Search the entries for the word "bottom" and pull out each line that has it.

--- start Data supplied ---

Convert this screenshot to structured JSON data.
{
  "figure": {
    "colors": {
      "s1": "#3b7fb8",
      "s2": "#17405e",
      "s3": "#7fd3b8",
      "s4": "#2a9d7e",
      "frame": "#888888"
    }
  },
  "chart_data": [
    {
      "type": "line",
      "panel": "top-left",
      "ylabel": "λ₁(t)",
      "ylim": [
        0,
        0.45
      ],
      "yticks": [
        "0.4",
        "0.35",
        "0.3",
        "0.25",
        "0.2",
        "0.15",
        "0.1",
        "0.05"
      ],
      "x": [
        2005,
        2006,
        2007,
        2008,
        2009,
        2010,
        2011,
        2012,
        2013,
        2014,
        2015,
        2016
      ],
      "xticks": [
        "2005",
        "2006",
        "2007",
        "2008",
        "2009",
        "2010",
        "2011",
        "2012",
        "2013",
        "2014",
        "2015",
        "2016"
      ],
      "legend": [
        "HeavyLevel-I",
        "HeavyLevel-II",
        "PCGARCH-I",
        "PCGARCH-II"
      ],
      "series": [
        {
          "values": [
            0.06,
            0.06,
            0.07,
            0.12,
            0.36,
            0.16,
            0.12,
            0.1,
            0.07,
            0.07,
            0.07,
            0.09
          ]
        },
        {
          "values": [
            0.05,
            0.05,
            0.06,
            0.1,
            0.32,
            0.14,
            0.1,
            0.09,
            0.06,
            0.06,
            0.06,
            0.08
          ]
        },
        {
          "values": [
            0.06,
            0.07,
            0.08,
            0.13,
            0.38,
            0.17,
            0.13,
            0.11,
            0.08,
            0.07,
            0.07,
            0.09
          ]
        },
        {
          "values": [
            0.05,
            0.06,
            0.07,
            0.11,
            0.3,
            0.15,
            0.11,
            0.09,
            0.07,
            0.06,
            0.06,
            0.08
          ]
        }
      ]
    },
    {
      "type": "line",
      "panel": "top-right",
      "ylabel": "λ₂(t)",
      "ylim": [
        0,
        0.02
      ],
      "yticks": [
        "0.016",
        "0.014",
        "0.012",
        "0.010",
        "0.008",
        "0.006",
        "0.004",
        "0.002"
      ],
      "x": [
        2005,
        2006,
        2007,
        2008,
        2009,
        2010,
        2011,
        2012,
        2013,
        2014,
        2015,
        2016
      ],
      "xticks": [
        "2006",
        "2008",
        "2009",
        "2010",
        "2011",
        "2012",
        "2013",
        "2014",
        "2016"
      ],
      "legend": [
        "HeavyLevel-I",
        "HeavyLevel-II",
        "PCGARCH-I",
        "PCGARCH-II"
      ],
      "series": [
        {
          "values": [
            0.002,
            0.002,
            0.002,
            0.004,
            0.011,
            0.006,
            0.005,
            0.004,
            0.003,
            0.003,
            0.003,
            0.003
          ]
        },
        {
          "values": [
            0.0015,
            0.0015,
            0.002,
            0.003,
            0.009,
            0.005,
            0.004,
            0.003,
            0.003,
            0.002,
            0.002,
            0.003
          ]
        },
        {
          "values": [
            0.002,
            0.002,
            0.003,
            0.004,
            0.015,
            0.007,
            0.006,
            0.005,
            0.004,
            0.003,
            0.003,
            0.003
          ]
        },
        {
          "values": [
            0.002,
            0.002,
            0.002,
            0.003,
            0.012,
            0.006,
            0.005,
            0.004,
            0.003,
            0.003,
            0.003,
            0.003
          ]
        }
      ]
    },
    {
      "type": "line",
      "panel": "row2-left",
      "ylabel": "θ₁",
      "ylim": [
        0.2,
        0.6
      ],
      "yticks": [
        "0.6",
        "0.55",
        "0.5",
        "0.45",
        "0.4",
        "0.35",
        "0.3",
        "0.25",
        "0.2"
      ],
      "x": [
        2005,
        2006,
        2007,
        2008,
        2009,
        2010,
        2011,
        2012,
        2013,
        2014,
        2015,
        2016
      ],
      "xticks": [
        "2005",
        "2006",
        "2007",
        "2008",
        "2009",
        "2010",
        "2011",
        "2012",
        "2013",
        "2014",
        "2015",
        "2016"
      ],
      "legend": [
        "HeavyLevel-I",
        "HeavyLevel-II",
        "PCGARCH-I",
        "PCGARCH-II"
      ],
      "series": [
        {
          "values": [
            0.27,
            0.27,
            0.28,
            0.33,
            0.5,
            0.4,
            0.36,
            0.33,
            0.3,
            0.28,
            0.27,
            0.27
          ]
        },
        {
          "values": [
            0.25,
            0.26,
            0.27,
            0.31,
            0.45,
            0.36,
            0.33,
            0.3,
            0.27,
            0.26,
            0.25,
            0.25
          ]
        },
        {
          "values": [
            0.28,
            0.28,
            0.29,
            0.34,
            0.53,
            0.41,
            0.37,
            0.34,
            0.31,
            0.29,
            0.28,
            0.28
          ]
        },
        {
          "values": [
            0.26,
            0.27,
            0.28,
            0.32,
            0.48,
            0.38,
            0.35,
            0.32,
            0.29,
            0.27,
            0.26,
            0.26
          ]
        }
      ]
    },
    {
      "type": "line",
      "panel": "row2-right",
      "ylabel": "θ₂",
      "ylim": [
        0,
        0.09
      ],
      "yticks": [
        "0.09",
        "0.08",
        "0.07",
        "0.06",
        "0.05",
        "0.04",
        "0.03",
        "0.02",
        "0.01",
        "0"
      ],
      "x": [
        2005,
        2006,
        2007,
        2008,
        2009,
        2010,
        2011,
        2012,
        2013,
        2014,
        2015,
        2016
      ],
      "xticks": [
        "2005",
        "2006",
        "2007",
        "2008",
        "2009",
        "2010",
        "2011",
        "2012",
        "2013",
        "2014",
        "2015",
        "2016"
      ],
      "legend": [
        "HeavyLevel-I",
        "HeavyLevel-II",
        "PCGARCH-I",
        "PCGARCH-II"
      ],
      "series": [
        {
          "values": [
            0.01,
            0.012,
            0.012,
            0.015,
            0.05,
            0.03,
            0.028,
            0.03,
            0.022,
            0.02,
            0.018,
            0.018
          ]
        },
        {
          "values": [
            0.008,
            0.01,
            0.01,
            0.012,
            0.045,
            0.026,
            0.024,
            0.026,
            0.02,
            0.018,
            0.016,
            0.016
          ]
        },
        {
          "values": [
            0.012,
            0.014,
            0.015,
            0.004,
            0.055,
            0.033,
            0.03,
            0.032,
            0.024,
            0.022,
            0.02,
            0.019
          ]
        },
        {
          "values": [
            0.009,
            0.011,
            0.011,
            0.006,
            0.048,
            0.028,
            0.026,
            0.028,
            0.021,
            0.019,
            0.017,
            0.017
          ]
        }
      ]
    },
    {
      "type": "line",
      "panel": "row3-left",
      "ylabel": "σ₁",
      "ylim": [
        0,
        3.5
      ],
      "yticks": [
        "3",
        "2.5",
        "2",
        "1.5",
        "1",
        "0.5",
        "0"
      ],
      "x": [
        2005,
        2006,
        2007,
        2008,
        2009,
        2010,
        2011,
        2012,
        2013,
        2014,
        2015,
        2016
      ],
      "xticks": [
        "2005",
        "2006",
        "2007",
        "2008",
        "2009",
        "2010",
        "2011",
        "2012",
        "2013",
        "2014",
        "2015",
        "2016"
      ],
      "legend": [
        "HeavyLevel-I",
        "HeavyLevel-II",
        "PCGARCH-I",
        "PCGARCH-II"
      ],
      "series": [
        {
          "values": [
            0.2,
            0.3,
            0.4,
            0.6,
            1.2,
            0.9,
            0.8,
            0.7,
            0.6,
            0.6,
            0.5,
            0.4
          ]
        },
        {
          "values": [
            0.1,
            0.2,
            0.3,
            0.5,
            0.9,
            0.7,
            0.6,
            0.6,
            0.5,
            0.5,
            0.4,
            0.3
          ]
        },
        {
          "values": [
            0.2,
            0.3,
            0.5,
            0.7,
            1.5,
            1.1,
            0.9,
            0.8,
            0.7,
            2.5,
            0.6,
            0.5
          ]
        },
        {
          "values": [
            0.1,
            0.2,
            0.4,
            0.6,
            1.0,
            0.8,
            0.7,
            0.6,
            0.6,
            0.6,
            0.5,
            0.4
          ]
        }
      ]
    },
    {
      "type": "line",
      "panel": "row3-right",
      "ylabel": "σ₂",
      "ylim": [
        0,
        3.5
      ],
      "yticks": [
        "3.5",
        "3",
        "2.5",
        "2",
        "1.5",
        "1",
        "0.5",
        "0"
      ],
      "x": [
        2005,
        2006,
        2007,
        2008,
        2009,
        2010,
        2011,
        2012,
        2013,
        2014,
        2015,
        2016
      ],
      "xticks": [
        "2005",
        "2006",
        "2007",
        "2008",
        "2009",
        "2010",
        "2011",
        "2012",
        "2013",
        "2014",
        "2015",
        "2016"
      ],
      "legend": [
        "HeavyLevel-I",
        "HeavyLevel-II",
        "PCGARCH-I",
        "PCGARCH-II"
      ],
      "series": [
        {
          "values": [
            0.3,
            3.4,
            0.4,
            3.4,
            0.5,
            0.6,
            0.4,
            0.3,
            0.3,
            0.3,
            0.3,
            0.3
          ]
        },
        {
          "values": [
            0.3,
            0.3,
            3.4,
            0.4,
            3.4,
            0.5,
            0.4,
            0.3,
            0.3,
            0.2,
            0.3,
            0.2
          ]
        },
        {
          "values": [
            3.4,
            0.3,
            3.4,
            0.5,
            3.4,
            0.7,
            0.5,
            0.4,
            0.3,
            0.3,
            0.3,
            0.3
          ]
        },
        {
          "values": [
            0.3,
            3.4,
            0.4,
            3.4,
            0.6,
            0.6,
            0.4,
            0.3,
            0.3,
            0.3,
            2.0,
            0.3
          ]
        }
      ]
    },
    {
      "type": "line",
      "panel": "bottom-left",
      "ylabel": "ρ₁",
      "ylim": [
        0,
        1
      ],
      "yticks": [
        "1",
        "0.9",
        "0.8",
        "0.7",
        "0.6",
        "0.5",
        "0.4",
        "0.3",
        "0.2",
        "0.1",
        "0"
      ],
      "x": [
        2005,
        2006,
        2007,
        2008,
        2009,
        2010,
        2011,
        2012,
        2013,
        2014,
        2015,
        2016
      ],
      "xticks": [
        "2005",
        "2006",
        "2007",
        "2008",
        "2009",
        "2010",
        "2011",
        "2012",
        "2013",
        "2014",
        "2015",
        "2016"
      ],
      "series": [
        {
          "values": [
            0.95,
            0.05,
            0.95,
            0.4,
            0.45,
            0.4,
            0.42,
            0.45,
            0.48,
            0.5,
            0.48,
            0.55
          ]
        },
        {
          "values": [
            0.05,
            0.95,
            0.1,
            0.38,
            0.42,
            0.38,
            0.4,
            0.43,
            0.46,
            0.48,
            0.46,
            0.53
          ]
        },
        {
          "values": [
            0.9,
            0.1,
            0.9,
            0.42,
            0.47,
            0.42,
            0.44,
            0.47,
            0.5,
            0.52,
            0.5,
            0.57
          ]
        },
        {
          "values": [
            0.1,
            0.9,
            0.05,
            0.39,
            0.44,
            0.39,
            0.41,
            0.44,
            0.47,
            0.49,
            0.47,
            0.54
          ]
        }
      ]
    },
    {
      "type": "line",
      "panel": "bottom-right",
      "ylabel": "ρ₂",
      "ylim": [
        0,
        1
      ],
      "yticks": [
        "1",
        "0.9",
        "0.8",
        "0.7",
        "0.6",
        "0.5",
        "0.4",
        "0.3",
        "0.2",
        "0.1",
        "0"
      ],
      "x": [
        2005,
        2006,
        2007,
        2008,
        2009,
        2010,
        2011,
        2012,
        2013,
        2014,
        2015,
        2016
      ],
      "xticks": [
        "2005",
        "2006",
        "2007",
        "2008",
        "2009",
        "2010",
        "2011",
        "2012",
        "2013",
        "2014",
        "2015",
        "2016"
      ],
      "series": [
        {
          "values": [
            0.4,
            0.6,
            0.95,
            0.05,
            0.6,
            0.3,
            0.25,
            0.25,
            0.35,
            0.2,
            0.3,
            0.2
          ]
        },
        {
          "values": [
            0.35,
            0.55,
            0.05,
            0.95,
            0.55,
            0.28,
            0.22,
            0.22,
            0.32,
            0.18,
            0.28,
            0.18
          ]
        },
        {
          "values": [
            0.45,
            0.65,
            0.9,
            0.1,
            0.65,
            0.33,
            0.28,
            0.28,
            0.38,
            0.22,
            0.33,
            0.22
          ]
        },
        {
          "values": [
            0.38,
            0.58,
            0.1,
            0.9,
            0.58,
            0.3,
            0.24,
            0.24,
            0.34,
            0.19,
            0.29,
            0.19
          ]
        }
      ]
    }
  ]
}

--- end Data supplied ---

▸ Result for this task
      "panel": "bottom-left",
      "panel": "bottom-right",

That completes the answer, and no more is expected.